#### [Goal]
From the entries below, copy out every line with "szczepieniem" in it.

#### [Given data]
--- Begin ---
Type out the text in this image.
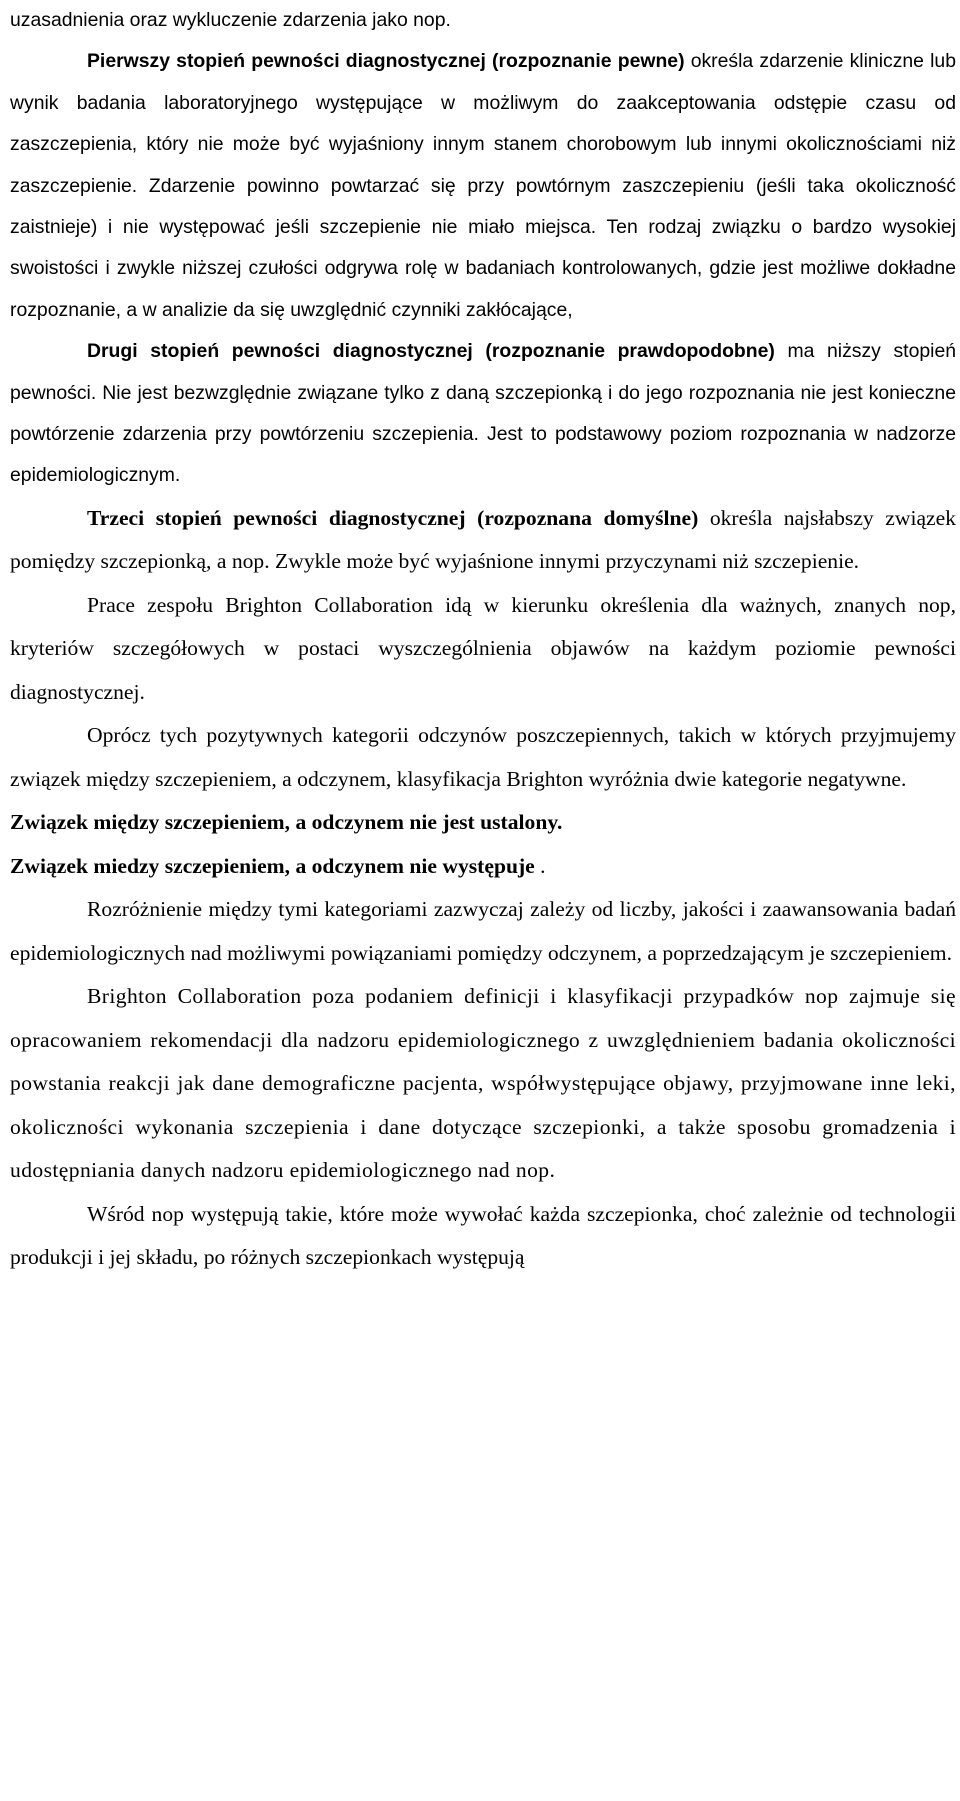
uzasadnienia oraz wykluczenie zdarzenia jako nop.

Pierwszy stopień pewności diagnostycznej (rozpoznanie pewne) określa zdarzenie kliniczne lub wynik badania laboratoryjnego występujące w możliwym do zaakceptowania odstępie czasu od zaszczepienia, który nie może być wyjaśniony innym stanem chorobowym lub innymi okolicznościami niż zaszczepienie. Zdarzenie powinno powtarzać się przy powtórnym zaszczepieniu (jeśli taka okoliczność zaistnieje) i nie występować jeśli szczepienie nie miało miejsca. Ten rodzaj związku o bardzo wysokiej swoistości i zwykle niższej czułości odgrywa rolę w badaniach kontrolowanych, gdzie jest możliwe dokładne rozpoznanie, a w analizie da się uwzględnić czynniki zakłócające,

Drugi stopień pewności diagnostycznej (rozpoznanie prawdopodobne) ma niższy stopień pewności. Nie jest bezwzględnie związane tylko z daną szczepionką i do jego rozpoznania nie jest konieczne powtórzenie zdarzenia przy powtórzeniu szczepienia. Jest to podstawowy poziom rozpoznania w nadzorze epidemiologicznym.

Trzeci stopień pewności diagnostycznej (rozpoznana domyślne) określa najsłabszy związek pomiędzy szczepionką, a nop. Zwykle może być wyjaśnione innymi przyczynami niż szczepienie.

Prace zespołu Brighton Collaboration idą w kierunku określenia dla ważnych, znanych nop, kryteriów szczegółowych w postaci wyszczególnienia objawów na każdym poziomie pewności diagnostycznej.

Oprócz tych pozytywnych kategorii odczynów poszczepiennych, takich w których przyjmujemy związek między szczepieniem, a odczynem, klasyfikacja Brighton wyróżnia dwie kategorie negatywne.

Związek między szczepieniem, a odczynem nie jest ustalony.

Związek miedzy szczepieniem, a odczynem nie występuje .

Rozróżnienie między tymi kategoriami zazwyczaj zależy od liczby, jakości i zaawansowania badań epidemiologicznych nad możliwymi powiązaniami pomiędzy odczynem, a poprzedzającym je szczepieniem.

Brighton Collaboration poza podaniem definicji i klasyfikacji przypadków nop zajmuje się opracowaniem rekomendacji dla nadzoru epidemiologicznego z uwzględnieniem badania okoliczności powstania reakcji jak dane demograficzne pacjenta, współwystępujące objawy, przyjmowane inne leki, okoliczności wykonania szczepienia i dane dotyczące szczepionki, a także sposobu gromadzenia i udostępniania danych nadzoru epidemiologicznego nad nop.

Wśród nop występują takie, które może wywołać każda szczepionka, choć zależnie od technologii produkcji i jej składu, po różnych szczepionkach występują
--- End ---
#### [Result of this task]
Oprócz tych pozytywnych kategorii odczynów poszczepiennych, takich w których przyjmujemy związek między szczepieniem, a odczynem, klasyfikacja Brighton wyróżnia dwie kategorie negatywne.
Związek między szczepieniem, a odczynem nie jest ustalony.
Związek miedzy szczepieniem, a odczynem nie występuje .
Rozróżnienie między tymi kategoriami zazwyczaj zależy od liczby, jakości i zaawansowania badań epidemiologicznych nad możliwymi powiązaniami pomiędzy odczynem, a poprzedzającym je szczepieniem.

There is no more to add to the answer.